Problem details
Extract, from the records beneath this instruction, each line that contains the word "период".

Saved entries
>> begin
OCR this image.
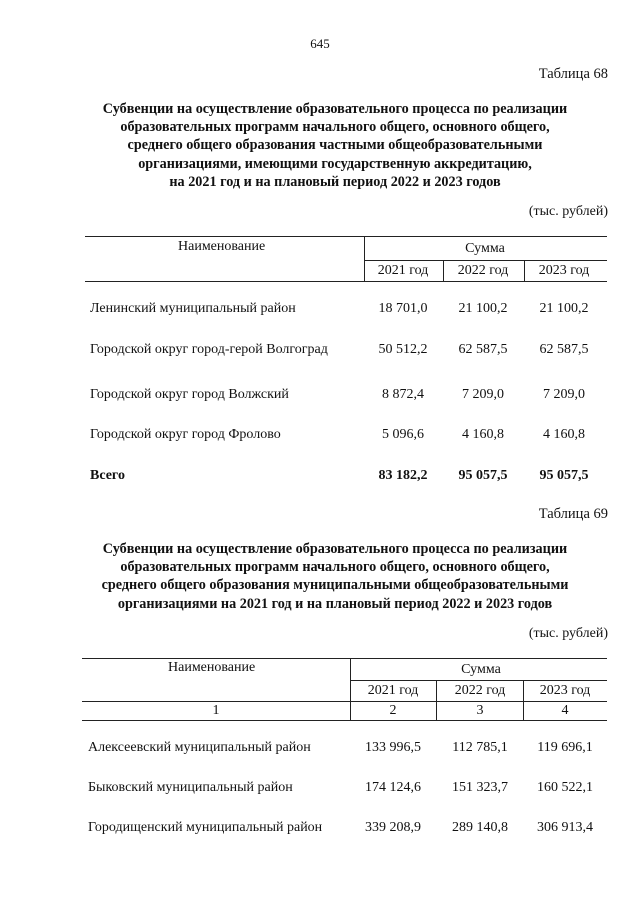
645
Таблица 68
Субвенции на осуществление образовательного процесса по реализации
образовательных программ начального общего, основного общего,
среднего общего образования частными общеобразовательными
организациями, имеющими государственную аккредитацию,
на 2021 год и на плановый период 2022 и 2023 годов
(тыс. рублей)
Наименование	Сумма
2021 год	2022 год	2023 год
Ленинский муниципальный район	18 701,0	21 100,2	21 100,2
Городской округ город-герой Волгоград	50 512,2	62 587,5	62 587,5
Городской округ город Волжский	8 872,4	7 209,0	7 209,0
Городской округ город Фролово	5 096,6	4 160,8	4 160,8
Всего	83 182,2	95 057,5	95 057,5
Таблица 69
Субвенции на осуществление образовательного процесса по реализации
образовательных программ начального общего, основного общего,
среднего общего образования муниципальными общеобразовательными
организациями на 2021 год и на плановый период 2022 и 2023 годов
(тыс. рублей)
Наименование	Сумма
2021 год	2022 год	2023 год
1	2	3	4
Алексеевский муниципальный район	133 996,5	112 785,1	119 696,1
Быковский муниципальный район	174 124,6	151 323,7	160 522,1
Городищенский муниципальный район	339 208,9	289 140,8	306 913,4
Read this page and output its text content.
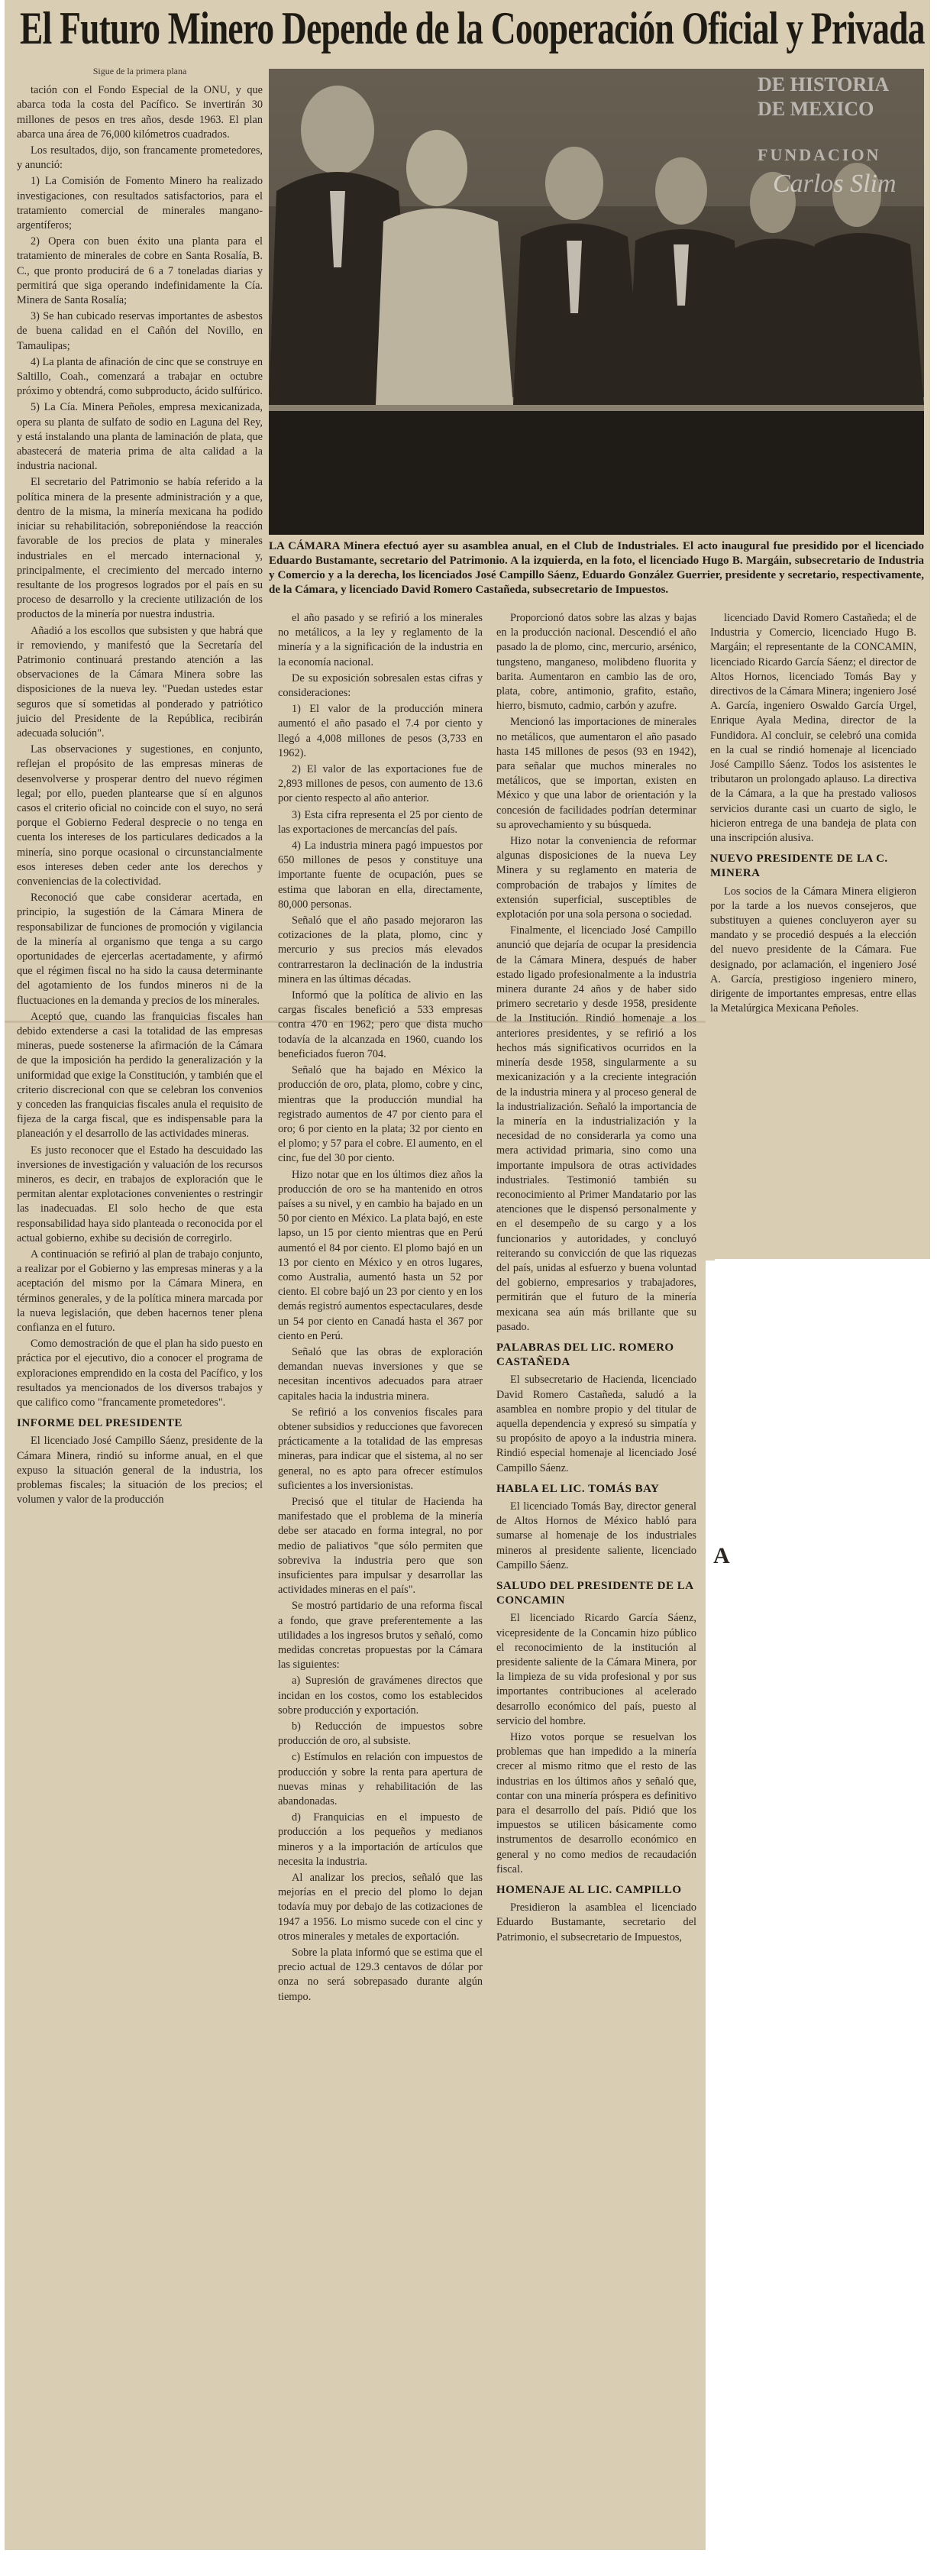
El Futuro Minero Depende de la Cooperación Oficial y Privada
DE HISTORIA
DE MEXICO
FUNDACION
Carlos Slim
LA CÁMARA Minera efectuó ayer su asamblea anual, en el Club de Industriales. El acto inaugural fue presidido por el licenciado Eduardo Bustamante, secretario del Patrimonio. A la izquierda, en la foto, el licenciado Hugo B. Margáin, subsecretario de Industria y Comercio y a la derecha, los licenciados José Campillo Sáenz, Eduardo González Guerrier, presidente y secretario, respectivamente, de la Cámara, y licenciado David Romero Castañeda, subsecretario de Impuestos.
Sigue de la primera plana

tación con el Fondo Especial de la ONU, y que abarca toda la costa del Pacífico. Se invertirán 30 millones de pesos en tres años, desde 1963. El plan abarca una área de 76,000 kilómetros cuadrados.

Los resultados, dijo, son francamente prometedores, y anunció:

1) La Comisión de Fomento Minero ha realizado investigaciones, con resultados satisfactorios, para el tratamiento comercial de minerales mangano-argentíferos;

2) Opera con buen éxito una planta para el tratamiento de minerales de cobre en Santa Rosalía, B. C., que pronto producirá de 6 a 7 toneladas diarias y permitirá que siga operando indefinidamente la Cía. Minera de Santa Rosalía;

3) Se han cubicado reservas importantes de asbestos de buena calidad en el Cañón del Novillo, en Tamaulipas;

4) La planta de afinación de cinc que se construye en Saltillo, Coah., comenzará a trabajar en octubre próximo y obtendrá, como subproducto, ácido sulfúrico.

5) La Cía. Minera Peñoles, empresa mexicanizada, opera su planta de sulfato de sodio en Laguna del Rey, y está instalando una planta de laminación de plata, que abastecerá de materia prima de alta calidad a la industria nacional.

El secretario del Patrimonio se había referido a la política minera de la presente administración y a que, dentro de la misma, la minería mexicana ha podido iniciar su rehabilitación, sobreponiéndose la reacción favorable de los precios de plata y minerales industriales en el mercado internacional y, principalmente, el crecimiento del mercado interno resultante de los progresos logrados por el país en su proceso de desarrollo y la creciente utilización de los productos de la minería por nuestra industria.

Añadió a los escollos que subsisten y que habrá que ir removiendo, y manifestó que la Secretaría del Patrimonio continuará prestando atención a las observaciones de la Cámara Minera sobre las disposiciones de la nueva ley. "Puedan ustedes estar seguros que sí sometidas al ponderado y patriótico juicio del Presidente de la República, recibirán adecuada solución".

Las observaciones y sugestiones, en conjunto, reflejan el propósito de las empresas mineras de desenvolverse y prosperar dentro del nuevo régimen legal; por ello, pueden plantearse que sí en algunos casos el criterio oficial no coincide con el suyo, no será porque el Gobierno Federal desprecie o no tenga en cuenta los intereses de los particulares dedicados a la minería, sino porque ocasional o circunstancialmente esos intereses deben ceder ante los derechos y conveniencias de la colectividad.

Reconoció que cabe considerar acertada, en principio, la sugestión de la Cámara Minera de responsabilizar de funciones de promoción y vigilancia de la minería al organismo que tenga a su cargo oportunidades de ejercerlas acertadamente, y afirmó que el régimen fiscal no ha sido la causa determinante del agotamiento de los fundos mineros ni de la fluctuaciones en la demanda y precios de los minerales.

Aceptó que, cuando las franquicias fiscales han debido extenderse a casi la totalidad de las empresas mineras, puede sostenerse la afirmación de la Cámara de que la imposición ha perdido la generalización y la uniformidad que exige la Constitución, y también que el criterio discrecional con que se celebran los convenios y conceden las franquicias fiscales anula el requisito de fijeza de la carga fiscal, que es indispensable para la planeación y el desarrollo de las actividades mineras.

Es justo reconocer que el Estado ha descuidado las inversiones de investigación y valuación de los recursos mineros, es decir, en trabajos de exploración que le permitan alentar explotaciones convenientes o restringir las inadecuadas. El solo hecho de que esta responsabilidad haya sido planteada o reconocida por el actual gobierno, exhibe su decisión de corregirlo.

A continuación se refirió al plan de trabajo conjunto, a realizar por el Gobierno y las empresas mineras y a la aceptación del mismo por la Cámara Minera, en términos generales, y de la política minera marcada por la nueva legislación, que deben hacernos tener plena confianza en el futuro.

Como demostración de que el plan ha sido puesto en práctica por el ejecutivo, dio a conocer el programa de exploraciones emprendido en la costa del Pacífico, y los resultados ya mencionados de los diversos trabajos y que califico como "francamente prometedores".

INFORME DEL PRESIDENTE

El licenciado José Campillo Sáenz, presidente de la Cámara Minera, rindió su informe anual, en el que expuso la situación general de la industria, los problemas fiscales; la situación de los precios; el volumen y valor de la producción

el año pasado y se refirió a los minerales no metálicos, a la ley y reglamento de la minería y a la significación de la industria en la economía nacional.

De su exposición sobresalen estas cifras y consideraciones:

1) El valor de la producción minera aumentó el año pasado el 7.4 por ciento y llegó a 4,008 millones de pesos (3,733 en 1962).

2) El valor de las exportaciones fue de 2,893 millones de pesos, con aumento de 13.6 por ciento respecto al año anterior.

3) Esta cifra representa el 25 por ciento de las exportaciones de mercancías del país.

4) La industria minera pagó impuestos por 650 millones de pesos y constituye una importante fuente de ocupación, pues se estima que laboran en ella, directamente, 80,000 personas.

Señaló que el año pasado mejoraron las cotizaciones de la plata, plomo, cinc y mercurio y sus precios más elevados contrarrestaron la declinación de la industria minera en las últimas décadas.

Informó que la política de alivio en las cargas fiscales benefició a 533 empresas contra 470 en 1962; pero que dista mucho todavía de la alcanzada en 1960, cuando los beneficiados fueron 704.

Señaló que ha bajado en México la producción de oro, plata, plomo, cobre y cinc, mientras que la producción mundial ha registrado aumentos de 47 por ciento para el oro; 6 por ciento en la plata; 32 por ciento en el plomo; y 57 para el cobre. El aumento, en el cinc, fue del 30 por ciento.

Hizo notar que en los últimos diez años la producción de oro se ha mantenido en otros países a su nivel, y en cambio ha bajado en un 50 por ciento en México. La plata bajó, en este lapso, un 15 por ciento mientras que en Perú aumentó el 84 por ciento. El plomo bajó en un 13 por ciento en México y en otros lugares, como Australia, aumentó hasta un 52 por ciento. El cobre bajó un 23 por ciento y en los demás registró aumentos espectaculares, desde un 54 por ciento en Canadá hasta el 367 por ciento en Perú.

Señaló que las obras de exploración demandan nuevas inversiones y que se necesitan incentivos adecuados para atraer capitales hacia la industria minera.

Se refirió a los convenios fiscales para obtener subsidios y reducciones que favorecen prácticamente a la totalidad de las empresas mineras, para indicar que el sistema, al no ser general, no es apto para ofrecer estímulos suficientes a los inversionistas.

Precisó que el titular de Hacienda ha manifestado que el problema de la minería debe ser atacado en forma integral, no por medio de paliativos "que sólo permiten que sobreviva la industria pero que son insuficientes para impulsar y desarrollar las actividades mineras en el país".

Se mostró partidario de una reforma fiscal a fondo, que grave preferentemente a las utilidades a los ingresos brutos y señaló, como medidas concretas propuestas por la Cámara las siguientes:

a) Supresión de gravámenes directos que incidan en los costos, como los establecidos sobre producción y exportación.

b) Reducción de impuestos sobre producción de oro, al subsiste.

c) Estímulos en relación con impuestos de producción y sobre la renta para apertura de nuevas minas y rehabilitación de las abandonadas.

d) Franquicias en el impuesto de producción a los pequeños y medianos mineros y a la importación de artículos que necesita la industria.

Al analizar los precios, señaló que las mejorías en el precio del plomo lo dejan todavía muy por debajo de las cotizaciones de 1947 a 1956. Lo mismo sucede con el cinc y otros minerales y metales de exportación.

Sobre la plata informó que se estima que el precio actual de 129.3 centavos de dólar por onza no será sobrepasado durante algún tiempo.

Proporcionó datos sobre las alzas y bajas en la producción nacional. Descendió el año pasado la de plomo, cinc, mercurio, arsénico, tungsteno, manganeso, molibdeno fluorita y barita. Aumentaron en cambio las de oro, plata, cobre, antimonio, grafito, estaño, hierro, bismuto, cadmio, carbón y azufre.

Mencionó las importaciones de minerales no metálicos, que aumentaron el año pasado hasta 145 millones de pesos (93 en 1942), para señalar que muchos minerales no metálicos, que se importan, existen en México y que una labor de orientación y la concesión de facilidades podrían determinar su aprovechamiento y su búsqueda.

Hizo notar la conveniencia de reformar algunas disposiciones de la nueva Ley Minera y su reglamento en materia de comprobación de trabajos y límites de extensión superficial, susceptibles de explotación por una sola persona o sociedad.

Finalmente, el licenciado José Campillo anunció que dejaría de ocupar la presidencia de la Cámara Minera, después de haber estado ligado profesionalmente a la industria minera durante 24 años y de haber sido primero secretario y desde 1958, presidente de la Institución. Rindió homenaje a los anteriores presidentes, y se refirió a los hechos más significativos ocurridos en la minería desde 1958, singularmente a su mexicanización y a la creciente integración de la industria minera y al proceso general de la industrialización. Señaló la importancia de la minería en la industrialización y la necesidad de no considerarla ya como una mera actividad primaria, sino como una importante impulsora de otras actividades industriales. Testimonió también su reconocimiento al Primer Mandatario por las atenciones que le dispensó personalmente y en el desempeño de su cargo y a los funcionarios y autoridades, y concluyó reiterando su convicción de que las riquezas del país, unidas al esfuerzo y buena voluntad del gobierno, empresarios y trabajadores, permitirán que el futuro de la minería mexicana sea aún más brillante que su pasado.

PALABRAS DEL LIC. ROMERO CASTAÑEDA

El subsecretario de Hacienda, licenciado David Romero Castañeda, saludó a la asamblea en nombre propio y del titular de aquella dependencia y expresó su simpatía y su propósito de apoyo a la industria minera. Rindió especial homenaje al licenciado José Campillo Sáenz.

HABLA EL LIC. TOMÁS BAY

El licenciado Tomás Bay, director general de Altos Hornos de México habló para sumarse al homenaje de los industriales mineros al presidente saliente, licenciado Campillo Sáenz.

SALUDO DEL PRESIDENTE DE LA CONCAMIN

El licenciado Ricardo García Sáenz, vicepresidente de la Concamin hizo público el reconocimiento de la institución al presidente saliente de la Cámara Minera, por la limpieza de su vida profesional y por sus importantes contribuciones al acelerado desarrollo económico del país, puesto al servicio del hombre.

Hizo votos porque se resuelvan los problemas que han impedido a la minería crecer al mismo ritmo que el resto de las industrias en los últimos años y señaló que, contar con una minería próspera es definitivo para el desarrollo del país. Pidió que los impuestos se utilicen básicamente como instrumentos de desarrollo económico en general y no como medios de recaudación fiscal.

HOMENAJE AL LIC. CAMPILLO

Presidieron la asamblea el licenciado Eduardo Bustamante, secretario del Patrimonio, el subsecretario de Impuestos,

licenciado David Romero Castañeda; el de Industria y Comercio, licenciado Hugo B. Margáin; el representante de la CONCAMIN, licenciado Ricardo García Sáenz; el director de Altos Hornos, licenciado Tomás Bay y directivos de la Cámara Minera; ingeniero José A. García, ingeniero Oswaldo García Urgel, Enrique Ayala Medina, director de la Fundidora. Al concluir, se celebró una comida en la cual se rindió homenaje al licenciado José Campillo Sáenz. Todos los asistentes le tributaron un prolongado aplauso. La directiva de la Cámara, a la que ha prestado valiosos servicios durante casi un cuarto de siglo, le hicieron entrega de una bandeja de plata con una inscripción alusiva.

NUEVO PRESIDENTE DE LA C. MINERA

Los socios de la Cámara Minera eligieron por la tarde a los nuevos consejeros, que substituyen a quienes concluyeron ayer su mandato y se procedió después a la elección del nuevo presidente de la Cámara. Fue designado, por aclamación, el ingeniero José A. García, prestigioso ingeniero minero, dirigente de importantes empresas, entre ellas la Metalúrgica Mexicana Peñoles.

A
>> end
Response for this exercise
на 2021 год и на плановый период 2022 и 2023 годов
организациями на 2021 год и на плановый период 2022 и 2023 годов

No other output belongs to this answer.